## begin
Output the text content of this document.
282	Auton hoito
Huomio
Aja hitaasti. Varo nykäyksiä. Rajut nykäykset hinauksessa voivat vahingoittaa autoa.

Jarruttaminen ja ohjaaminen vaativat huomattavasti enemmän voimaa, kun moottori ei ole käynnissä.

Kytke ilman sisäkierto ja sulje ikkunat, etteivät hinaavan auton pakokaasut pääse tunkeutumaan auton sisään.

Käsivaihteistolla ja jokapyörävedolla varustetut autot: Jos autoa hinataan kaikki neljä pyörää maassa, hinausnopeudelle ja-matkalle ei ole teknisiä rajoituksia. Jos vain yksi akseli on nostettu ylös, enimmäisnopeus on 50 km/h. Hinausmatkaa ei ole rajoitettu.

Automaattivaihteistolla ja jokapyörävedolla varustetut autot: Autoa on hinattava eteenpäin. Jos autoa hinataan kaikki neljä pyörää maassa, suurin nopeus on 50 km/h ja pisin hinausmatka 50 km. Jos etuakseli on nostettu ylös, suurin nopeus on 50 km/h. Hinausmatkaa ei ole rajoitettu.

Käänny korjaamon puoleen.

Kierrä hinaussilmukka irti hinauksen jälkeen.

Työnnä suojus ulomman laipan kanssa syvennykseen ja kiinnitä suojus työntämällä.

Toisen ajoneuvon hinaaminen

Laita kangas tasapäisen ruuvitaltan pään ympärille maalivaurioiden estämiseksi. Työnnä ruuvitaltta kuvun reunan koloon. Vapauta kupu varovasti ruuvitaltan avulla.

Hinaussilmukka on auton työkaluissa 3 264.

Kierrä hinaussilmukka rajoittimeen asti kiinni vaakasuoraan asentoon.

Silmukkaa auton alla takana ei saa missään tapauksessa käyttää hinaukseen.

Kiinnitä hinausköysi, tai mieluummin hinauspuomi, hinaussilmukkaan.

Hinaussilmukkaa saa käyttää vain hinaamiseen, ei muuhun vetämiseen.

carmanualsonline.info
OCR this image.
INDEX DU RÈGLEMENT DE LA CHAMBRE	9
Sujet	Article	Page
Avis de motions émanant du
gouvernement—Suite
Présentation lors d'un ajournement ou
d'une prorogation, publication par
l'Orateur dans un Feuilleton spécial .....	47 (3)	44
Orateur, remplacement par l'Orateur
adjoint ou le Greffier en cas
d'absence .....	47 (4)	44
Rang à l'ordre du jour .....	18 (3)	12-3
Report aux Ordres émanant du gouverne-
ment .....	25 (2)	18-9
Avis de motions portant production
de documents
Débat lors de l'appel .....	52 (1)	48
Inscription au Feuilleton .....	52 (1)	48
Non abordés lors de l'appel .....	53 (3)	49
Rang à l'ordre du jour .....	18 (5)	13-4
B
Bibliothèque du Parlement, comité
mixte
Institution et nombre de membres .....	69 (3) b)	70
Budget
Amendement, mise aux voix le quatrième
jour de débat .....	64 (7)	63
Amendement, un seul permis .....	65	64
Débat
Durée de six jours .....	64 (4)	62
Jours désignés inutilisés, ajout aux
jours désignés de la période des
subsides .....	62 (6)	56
## end
* **Exercise goal**:
Type the material above out again, exactly.

* **Result**:
Output the text content of this document.
282	Auton hoito
Huomio
Aja hitaasti. Varo nykäyksiä. Rajut nykäykset hinauksessa voivat vahingoittaa autoa.

Jarruttaminen ja ohjaaminen vaativat huomattavasti enemmän voimaa, kun moottori ei ole käynnissä.

Kytke ilman sisäkierto ja sulje ikkunat, etteivät hinaavan auton pakokaasut pääse tunkeutumaan auton sisään.

Käsivaihteistolla ja jokapyörävedolla varustetut autot: Jos autoa hinataan kaikki neljä pyörää maassa, hinausnopeudelle ja-matkalle ei ole teknisiä rajoituksia. Jos vain yksi akseli on nostettu ylös, enimmäisnopeus on 50 km/h. Hinausmatkaa ei ole rajoitettu.

Automaattivaihteistolla ja jokapyörävedolla varustetut autot: Autoa on hinattava eteenpäin. Jos autoa hinataan kaikki neljä pyörää maassa, suurin nopeus on 50 km/h ja pisin hinausmatka 50 km. Jos etuakseli on nostettu ylös, suurin nopeus on 50 km/h. Hinausmatkaa ei ole rajoitettu.

Käänny korjaamon puoleen.

Kierrä hinaussilmukka irti hinauksen jälkeen.

Työnnä suojus ulomman laipan kanssa syvennykseen ja kiinnitä suojus työntämällä.

Toisen ajoneuvon hinaaminen

Laita kangas tasapäisen ruuvitaltan pään ympärille maalivaurioiden estämiseksi. Työnnä ruuvitaltta kuvun reunan koloon. Vapauta kupu varovasti ruuvitaltan avulla.

Hinaussilmukka on auton työkaluissa 3 264.

Kierrä hinaussilmukka rajoittimeen asti kiinni vaakasuoraan asentoon.

Silmukkaa auton alla takana ei saa missään tapauksessa käyttää hinaukseen.

Kiinnitä hinausköysi, tai mieluummin hinauspuomi, hinaussilmukkaan.

Hinaussilmukkaa saa käyttää vain hinaamiseen, ei muuhun vetämiseen.

carmanualsonline.info
OCR this image.
INDEX DU RÈGLEMENT DE LA CHAMBRE	9
Sujet	Article	Page
Avis de motions émanant du
gouvernement—Suite
Présentation lors d'un ajournement ou
d'une prorogation, publication par
l'Orateur dans un Feuilleton spécial .....	47 (3)	44
Orateur, remplacement par l'Orateur
adjoint ou le Greffier en cas
d'absence .....	47 (4)	44
Rang à l'ordre du jour .....	18 (3)	12-3
Report aux Ordres émanant du gouverne-
ment .....	25 (2)	18-9
Avis de motions portant production
de documents
Débat lors de l'appel .....	52 (1)	48
Inscription au Feuilleton .....	52 (1)	48
Non abordés lors de l'appel .....	53 (3)	49
Rang à l'ordre du jour .....	18 (5)	13-4
B
Bibliothèque du Parlement, comité
mixte
Institution et nombre de membres .....	69 (3) b)	70
Budget
Amendement, mise aux voix le quatrième
jour de débat .....	64 (7)	63
Amendement, un seul permis .....	65	64
Débat
Durée de six jours .....	64 (4)	62
Jours désignés inutilisés, ajout aux
jours désignés de la période des
subsides .....	62 (6)	56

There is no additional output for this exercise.